Task brief
Starting at the line that contains "Extract the structured", quote every line through the end of the entries, word for word, skipping the pictures.

=== Exercise inputs ===

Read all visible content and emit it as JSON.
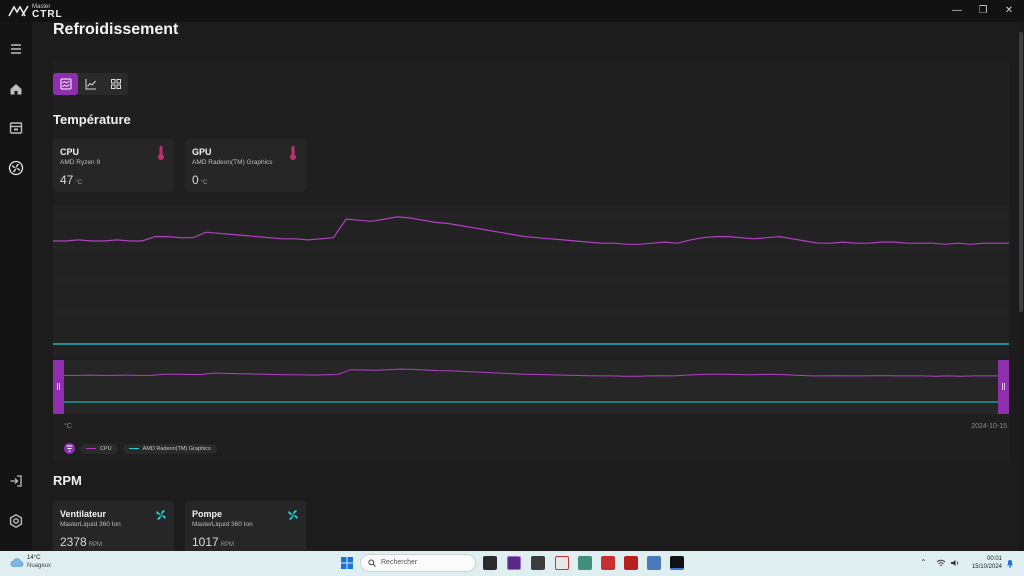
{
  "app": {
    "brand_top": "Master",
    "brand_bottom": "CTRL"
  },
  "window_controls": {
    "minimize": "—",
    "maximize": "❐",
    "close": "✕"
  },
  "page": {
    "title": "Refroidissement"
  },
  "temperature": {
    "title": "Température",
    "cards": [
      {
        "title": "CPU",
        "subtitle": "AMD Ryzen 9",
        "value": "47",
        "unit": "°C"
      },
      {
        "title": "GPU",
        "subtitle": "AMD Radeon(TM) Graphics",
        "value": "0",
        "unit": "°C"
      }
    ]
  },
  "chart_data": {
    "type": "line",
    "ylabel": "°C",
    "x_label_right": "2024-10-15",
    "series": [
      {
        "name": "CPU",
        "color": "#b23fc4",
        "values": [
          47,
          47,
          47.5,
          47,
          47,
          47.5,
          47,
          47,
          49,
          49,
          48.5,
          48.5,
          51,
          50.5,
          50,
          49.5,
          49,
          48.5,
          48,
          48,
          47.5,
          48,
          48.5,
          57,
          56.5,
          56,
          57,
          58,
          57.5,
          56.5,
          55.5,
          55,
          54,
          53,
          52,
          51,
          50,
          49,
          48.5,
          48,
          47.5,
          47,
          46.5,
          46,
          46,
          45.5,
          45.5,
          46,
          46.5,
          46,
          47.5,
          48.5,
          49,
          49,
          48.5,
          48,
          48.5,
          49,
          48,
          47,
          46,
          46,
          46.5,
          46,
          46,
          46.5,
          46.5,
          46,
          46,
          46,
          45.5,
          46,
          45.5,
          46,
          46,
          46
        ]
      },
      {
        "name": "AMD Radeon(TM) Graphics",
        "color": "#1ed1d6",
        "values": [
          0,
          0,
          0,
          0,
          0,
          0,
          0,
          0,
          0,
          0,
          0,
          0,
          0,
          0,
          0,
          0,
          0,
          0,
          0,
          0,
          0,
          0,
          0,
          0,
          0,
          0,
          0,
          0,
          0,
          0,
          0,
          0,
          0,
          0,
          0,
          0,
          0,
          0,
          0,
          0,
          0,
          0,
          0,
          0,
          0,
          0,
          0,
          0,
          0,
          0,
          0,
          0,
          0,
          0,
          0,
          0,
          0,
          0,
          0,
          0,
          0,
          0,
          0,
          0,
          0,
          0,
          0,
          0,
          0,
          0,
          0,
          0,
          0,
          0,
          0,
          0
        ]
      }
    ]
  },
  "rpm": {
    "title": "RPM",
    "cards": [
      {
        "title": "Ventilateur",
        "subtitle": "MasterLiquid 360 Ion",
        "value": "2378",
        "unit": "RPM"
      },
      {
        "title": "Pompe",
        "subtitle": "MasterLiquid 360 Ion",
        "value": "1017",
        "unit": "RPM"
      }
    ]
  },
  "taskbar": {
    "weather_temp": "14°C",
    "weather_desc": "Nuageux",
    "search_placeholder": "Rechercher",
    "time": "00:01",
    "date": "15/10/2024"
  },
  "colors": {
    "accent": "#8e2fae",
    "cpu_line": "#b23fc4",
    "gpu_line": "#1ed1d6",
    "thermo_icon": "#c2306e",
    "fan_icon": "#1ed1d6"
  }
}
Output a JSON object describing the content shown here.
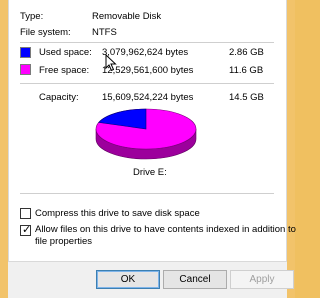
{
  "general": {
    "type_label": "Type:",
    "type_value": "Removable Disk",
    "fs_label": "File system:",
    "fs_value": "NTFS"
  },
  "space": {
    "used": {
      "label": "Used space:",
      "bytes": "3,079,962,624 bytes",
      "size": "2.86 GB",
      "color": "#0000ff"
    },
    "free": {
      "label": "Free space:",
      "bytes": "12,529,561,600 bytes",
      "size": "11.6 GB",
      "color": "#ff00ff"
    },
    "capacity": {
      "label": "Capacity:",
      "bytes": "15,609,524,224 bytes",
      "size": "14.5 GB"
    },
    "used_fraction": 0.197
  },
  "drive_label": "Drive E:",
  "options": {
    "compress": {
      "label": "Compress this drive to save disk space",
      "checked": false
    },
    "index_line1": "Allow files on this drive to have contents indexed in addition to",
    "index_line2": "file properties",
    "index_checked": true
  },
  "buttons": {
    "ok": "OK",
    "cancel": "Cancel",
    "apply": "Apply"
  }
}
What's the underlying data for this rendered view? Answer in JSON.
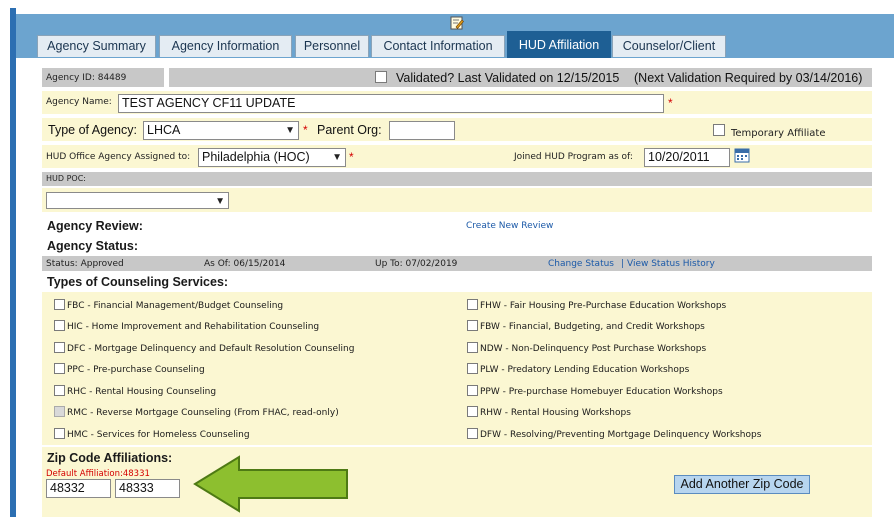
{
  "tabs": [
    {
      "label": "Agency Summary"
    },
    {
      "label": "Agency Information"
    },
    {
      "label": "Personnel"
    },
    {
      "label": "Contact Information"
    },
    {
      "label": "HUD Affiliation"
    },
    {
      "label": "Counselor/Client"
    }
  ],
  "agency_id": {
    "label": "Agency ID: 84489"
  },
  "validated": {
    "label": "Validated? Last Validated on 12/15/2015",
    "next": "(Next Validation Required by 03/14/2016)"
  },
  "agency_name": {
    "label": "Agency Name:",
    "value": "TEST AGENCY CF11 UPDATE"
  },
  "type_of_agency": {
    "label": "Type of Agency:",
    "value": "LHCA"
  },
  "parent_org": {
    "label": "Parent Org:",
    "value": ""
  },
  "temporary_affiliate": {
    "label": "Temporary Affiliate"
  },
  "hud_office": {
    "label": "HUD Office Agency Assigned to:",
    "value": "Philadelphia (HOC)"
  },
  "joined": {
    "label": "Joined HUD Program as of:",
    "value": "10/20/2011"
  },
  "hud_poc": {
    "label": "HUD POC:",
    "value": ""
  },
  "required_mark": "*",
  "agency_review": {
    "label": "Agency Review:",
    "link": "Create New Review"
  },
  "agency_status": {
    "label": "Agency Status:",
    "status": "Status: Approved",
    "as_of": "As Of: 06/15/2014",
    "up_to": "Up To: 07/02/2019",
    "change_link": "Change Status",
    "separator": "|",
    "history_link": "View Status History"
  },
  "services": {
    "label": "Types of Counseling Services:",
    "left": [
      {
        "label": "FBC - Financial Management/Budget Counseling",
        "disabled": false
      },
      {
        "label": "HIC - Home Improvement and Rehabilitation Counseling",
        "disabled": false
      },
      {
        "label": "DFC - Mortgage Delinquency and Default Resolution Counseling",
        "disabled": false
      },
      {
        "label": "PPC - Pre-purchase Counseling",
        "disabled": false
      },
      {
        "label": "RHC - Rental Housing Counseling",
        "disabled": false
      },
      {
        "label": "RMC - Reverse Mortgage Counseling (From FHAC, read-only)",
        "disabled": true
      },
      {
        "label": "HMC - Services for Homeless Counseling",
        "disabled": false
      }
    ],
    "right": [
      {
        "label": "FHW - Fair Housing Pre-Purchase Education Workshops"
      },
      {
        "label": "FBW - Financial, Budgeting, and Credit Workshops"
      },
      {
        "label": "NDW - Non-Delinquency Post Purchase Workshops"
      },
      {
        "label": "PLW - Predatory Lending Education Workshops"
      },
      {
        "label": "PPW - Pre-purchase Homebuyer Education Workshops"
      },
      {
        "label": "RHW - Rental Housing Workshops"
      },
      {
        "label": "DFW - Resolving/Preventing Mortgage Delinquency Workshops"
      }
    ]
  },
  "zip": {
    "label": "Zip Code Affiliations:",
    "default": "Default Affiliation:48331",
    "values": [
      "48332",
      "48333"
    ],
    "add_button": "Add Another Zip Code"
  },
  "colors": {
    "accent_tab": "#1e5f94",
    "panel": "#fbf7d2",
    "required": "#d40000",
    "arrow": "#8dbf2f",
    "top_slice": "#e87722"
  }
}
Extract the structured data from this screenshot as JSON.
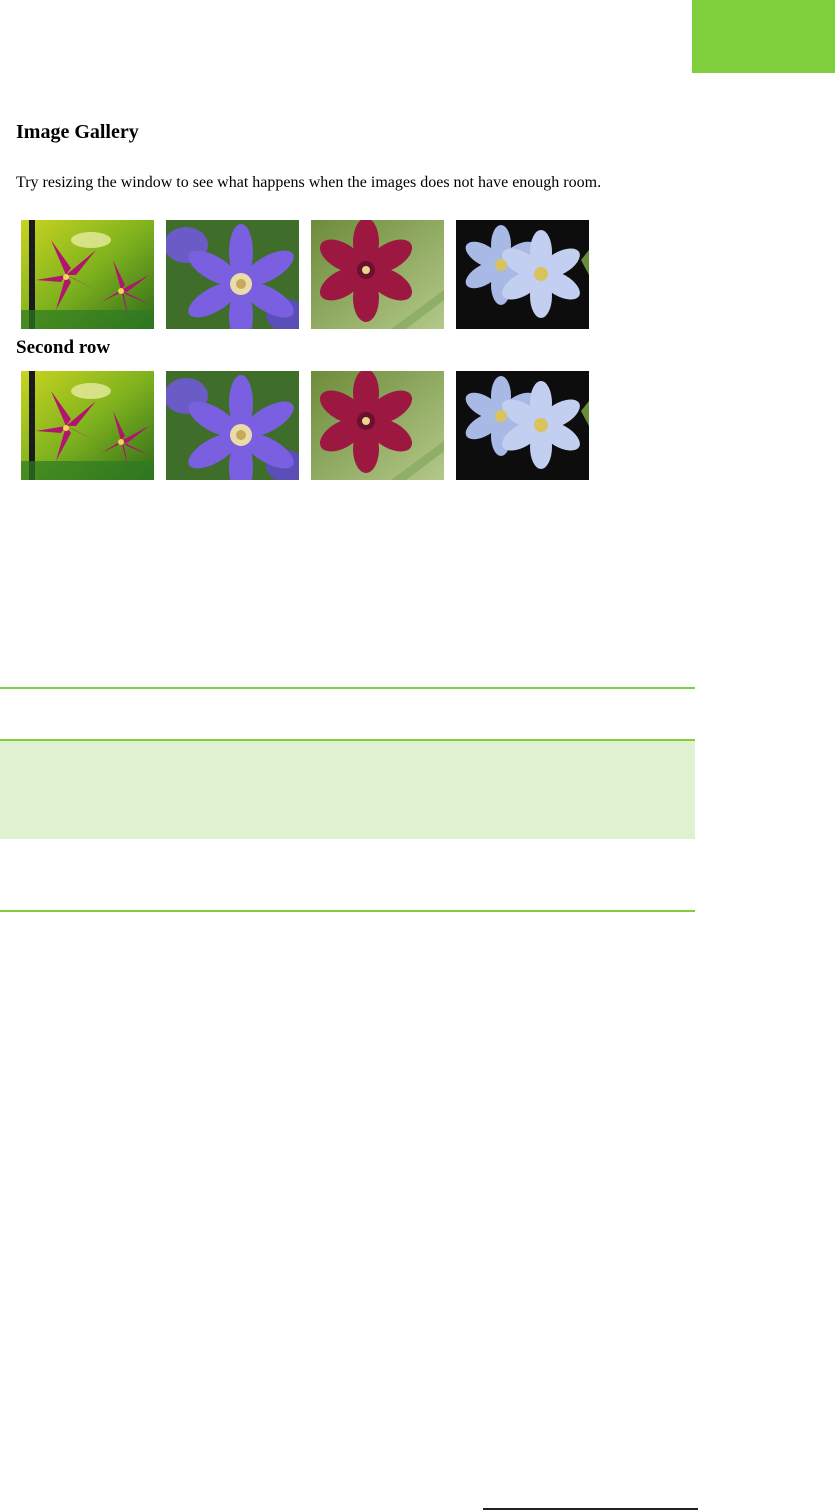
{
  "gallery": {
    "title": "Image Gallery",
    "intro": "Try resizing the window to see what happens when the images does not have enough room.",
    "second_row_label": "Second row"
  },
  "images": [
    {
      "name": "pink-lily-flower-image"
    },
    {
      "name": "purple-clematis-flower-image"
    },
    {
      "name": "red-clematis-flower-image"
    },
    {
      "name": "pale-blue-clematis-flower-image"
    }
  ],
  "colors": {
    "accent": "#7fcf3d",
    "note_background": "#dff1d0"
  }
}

===

Output
Extract the structured data from this screenshot as JSON.
{
  "gallery": {
    "title": "Image Gallery",
    "intro": "Try resizing the window to see what happens when the images does not have enough room.",
    "second_row_label": "Second row"
  },
  "images": [
    {
      "name": "pink-lily-flower-image"
    },
    {
      "name": "purple-clematis-flower-image"
    },
    {
      "name": "red-clematis-flower-image"
    },
    {
      "name": "pale-blue-clematis-flower-image"
    }
  ],
  "colors": {
    "accent": "#7fcf3d",
    "note_background": "#dff1d0"
  }
}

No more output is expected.